(Saved entries)
┌──

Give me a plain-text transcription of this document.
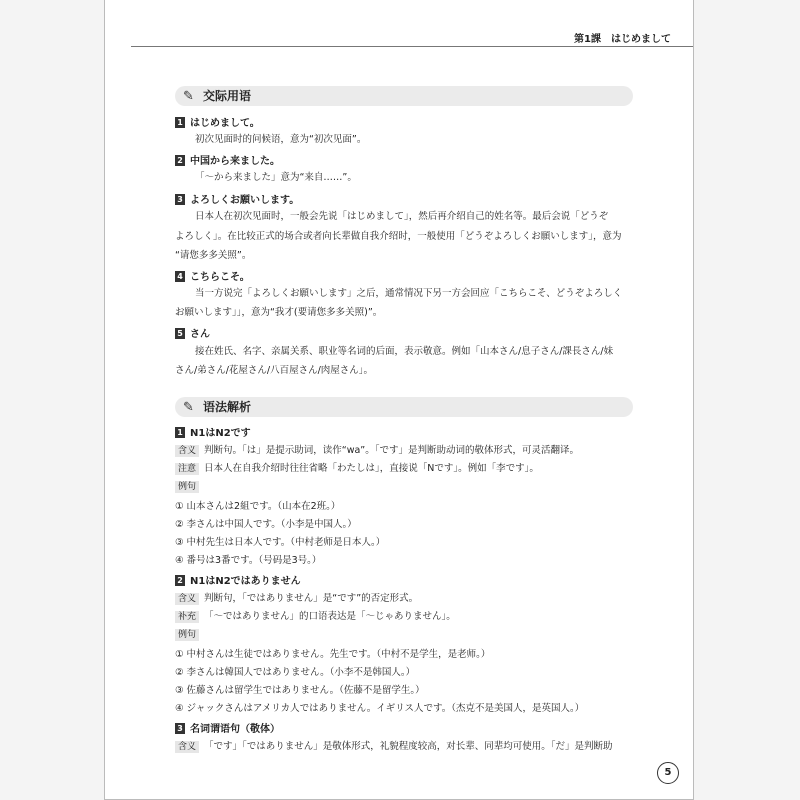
第1課　はじめまして
✎ 交际用语
1 はじめまして。
初次见面时的问候语，意为“初次见面”。
2 中国から来ました。
「～から来ました」意为“来自……”。
3 よろしくお願いします。
日本人在初次见面时，一般会先说「はじめまして」，然后再介绍自己的姓名等。最后会说「どうぞ
よろしく」。在比较正式的场合或者向长辈做自我介绍时，一般使用「どうぞよろしくお願いします」，意为
“请您多多关照”。
4 こちらこそ。
当一方说完「よろしくお願いします」之后，通常情况下另一方会回应「こちらこそ、どうぞよろしく
お願いします」」，意为“我才(要请您多多关照)”。
5 さん
接在姓氏、名字、亲属关系、职业等名词的后面，表示敬意。例如「山本さん/息子さん/課長さん/妹
さん/弟さん/花屋さん/八百屋さん/肉屋さん」。
✎ 语法解析
1 N1はN2です
含义 判断句。「は」是提示助词，读作“wa”。「です」是判断助动词的敬体形式，可灵活翻译。
注意 日本人在自我介绍时往往省略「わたしは」，直接说「Nです」。例如「李です」。
例句
① 山本さんは2組です。（山本在2班。）
② 李さんは中国人です。（小李是中国人。）
③ 中村先生は日本人です。（中村老师是日本人。）
④ 番号は3番です。（号码是3号。）
2 N1はN2ではありません
含义 判断句，「ではありません」是“です”的否定形式。
补充 「～ではありません」的口语表达是「～じゃありません」。
例句
① 中村さんは生徒ではありません。先生です。（中村不是学生，是老师。）
② 李さんは韓国人ではありません。（小李不是韩国人。）
③ 佐藤さんは留学生ではありません。（佐藤不是留学生。）
④ ジャックさんはアメリカ人ではありません。イギリス人です。（杰克不是美国人，是英国人。）
3 名词谓语句（敬体）
含义 「です」「ではありません」是敬体形式，礼貌程度较高，对长辈、同辈均可使用。「だ」是判断助
5
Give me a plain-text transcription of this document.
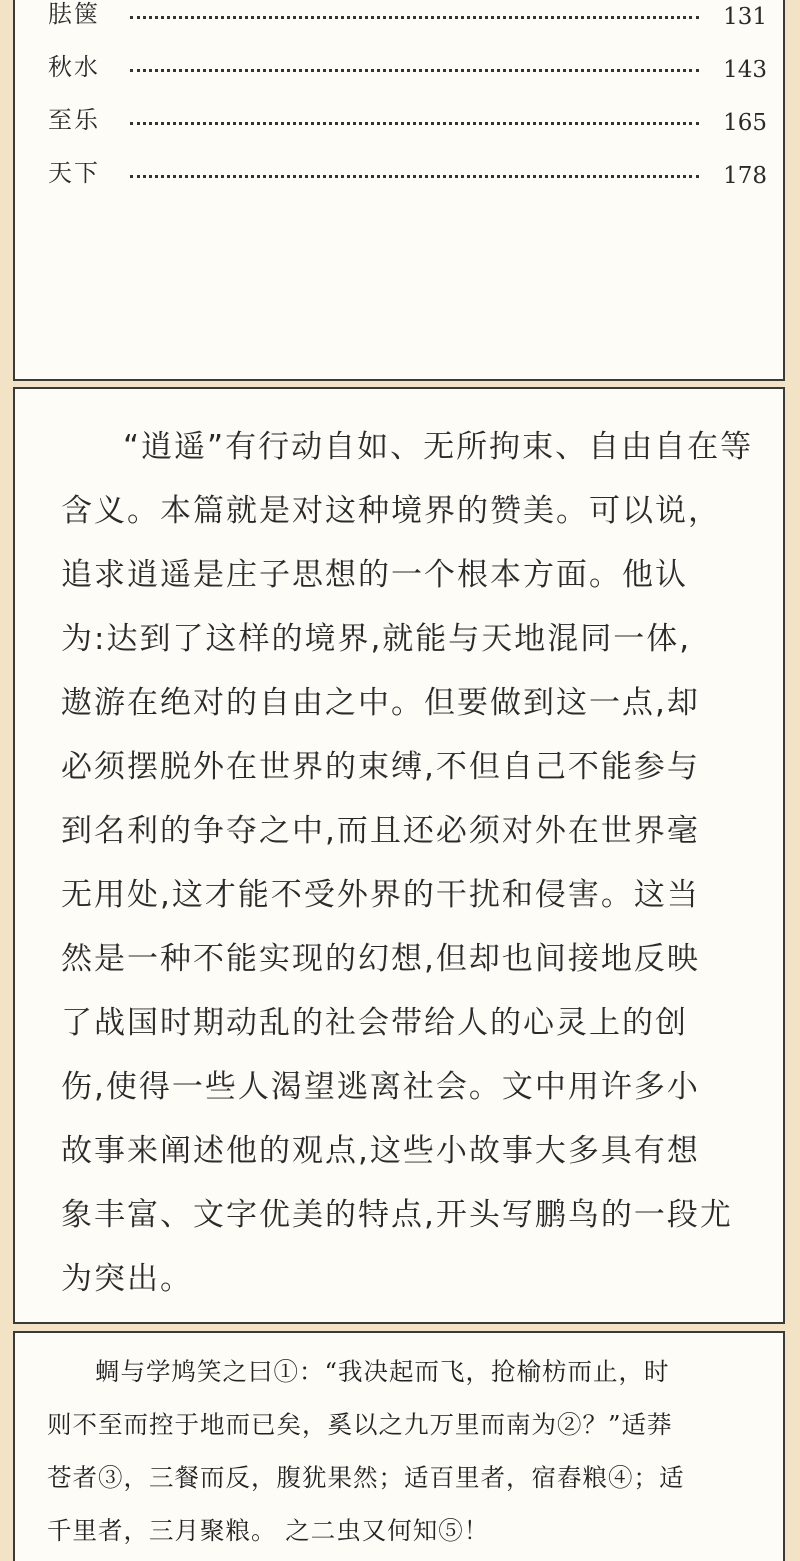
胠箧	131
秋水	143
至乐	165
天下	178
“逍遥”有行动自如、无所拘束、自由自在等
含义。本篇就是对这种境界的赞美。可以说，
追求逍遥是庄子思想的一个根本方面。他认
为:达到了这样的境界,就能与天地混同一体,
遨游在绝对的自由之中。但要做到这一点,却
必须摆脱外在世界的束缚,不但自己不能参与
到名利的争夺之中,而且还必须对外在世界毫
无用处,这才能不受外界的干扰和侵害。这当
然是一种不能实现的幻想,但却也间接地反映
了战国时期动乱的社会带给人的心灵上的创
伤,使得一些人渴望逃离社会。文中用许多小
故事来阐述他的观点,这些小故事大多具有想
象丰富、文字优美的特点,开头写鹏鸟的一段尤
为突出。
蜩与学鸠笑之曰①：“我决起而飞，抢榆枋而止，时
则不至而控于地而已矣，奚以之九万里而南为②？”适莽
苍者③，三餐而反，腹犹果然；适百里者，宿舂粮④；适
千里者，三月聚粮。 之二虫又何知⑤！
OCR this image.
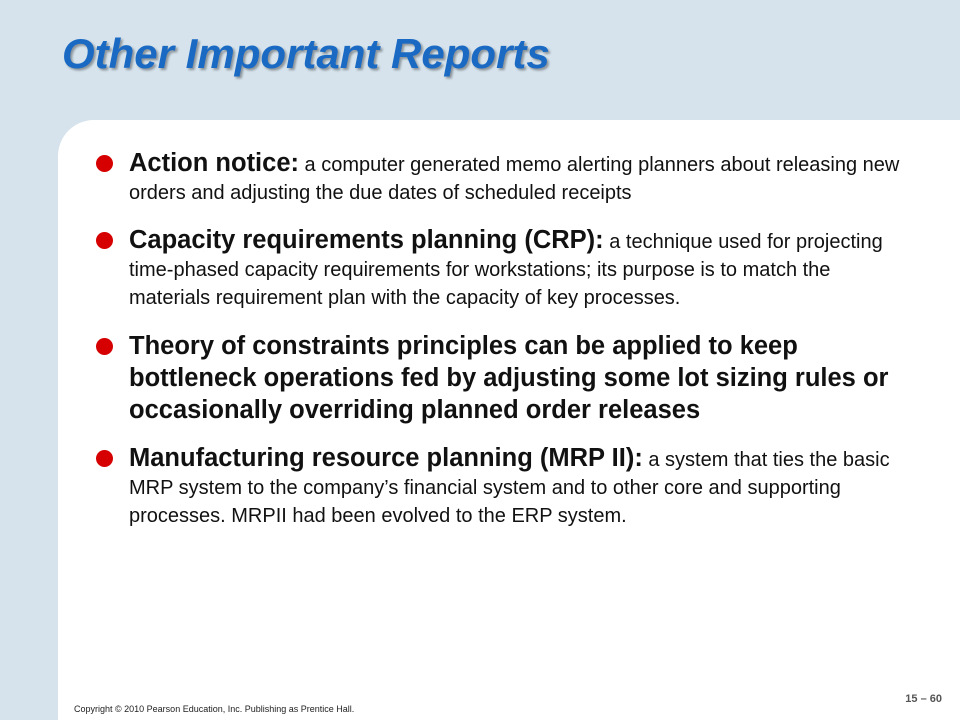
Other Important Reports
Action notice: a computer generated memo alerting planners about releasing new orders and adjusting the due dates of scheduled receipts
Capacity requirements planning (CRP): a technique used for projecting time-phased capacity requirements for workstations; its purpose is to match the materials requirement plan with the capacity of key processes.
Theory of constraints principles can be applied to keep bottleneck operations fed by adjusting some lot sizing rules or occasionally overriding planned order releases
Manufacturing resource planning (MRP II): a system that ties the basic MRP system to the company’s financial system and to other core and supporting processes. MRPII had been evolved to the ERP system.
Copyright © 2010 Pearson Education, Inc. Publishing as Prentice Hall.
15 – 60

└──

• Given instruction: Make a copy of each line that contains the string "adjusting".

• Written reply:
Action notice: a computer generated memo alerting planners about releasing new orders and adjusting the due dates of scheduled receipts
Theory of constraints principles can be applied to keep bottleneck operations fed by adjusting some lot sizing rules or occasionally overriding planned order releases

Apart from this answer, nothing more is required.